PROBLEM DETAILS ▸ Using the data below, copy each line that includes the word "this".

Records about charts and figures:
========================================

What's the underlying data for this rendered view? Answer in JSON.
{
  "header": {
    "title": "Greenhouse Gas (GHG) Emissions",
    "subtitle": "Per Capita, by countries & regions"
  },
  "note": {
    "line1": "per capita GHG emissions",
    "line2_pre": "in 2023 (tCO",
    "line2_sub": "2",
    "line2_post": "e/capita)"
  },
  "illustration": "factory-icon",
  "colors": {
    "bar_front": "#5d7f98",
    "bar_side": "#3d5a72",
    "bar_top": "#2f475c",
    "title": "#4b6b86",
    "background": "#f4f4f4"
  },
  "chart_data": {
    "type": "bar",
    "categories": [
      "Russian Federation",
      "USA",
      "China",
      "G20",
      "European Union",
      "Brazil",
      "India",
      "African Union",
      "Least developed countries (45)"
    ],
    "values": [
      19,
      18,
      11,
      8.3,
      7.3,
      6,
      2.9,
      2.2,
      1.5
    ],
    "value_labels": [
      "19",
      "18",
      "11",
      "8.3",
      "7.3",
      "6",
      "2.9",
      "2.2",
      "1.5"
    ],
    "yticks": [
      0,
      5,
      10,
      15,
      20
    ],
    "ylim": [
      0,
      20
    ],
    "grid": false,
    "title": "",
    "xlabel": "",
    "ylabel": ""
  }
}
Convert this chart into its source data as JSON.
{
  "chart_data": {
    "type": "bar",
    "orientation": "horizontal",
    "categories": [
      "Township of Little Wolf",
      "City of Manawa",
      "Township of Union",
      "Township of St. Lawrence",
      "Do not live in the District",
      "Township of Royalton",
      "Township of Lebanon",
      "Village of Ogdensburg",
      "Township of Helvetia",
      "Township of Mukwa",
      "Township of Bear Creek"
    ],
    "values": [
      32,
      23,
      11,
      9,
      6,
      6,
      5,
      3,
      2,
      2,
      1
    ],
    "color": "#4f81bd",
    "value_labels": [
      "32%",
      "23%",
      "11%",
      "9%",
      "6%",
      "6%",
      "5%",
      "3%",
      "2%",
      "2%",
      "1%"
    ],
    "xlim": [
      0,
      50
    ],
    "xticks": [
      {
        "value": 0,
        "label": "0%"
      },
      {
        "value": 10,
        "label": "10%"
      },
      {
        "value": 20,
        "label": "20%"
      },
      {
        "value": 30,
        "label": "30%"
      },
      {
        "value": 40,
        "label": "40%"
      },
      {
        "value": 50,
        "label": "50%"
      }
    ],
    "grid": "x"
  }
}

========================================

SOLVED PROBLEM ▸
What's the underlying data for this rendered view? Answer in JSON.
Convert this chart into its source data as JSON.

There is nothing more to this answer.